DO THIS: What do the lines from the one containing "Convert this screenshot" through the end of the entries say? Quote them exactly, and only them.

PROVIDED RECORDS:
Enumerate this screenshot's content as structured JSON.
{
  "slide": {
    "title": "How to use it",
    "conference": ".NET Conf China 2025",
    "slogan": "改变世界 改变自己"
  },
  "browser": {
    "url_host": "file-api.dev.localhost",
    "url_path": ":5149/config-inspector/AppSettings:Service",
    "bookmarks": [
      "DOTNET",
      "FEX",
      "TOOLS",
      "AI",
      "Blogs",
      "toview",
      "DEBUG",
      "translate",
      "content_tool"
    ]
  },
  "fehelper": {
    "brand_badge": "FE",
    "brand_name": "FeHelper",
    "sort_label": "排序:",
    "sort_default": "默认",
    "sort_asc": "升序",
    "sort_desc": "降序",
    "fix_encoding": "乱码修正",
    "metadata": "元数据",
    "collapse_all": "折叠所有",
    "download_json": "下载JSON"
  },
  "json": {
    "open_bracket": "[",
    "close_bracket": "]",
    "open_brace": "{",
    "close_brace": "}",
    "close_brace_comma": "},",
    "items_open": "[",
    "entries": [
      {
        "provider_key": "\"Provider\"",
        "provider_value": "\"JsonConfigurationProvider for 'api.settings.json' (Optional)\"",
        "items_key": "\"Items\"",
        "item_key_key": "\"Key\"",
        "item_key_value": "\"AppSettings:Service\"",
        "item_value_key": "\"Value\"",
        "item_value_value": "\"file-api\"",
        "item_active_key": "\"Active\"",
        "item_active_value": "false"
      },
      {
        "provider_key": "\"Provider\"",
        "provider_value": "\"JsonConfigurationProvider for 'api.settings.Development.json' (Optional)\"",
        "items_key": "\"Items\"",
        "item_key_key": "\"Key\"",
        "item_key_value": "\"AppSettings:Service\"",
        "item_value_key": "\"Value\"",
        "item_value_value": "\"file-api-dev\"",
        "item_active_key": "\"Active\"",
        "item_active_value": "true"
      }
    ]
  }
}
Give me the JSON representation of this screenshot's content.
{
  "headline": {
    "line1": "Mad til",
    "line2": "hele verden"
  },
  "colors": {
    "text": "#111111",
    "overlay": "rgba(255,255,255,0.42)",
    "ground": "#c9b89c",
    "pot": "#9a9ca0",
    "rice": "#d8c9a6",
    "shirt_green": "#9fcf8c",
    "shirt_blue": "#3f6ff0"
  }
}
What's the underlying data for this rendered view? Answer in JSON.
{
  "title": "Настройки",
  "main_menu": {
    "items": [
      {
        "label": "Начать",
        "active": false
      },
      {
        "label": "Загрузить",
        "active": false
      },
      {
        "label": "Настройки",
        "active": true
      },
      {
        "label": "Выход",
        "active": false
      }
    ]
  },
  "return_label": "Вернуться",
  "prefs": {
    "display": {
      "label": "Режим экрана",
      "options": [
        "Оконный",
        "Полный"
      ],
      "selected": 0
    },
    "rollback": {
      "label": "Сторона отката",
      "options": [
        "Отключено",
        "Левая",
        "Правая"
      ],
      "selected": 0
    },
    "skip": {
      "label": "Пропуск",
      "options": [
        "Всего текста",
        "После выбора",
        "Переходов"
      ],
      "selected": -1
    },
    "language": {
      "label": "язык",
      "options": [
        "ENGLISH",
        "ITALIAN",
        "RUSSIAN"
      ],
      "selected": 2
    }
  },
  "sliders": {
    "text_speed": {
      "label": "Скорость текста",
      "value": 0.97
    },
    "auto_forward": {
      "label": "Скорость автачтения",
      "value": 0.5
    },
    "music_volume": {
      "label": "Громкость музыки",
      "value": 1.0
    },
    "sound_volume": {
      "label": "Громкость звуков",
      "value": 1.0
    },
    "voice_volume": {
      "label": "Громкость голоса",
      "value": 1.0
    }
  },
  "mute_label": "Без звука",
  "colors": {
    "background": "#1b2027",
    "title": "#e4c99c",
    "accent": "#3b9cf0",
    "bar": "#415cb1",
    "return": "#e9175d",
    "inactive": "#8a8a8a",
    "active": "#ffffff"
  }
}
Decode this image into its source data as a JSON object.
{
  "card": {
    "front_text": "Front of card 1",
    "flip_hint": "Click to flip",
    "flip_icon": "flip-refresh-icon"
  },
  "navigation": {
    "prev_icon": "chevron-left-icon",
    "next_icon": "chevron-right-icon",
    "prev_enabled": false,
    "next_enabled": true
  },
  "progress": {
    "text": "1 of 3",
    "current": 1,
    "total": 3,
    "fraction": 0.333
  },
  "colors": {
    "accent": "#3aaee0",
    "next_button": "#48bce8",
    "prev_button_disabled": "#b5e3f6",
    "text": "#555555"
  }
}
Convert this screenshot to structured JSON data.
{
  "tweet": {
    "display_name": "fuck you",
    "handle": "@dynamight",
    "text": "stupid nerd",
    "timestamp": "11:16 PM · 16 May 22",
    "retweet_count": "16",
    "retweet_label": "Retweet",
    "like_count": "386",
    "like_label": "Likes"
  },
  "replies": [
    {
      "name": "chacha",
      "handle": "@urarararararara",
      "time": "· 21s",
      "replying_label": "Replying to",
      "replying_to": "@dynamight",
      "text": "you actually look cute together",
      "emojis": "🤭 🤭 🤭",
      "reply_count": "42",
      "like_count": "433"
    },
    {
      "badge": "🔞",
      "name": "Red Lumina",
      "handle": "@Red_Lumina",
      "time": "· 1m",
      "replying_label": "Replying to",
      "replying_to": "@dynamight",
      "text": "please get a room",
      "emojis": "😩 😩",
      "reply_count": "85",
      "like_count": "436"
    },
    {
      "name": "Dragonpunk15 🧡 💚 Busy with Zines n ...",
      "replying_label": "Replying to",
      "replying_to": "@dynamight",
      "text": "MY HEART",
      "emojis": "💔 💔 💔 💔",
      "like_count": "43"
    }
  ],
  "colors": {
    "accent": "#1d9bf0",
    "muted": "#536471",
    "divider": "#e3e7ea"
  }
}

COMPLETED EXERCISE:
Convert this screenshot to structured JSON data.
{
  "tweet": {
    "display_name": "fuck you",
    "handle": "@dynamight",
    "text": "stupid nerd",
    "timestamp": "11:16 PM · 16 May 22",
    "retweet_count": "16",
    "retweet_label": "Retweet",
    "like_count": "386",
    "like_label": "Likes"
  },
  "replies": [
    {
      "name": "chacha",
      "handle": "@urarararararara",
      "time": "· 21s",
      "replying_label": "Replying to",
      "replying_to": "@dynamight",
      "text": "you actually look cute together",
      "emojis": "🤭 🤭 🤭",
      "reply_count": "42",
      "like_count": "433"
    },
    {
      "badge": "🔞",
      "name": "Red Lumina",
      "handle": "@Red_Lumina",
      "time": "· 1m",
      "replying_label": "Replying to",
      "replying_to": "@dynamight",
      "text": "please get a room",
      "emojis": "😩 😩",
      "reply_count": "85",
      "like_count": "436"
    },
    {
      "name": "Dragonpunk15 🧡 💚 Busy with Zines n ...",
      "replying_label": "Replying to",
      "replying_to": "@dynamight",
      "text": "MY HEART",
      "emojis": "💔 💔 💔 💔",
      "like_count": "43"
    }
  ],
  "colors": {
    "accent": "#1d9bf0",
    "muted": "#536471",
    "divider": "#e3e7ea"
  }
}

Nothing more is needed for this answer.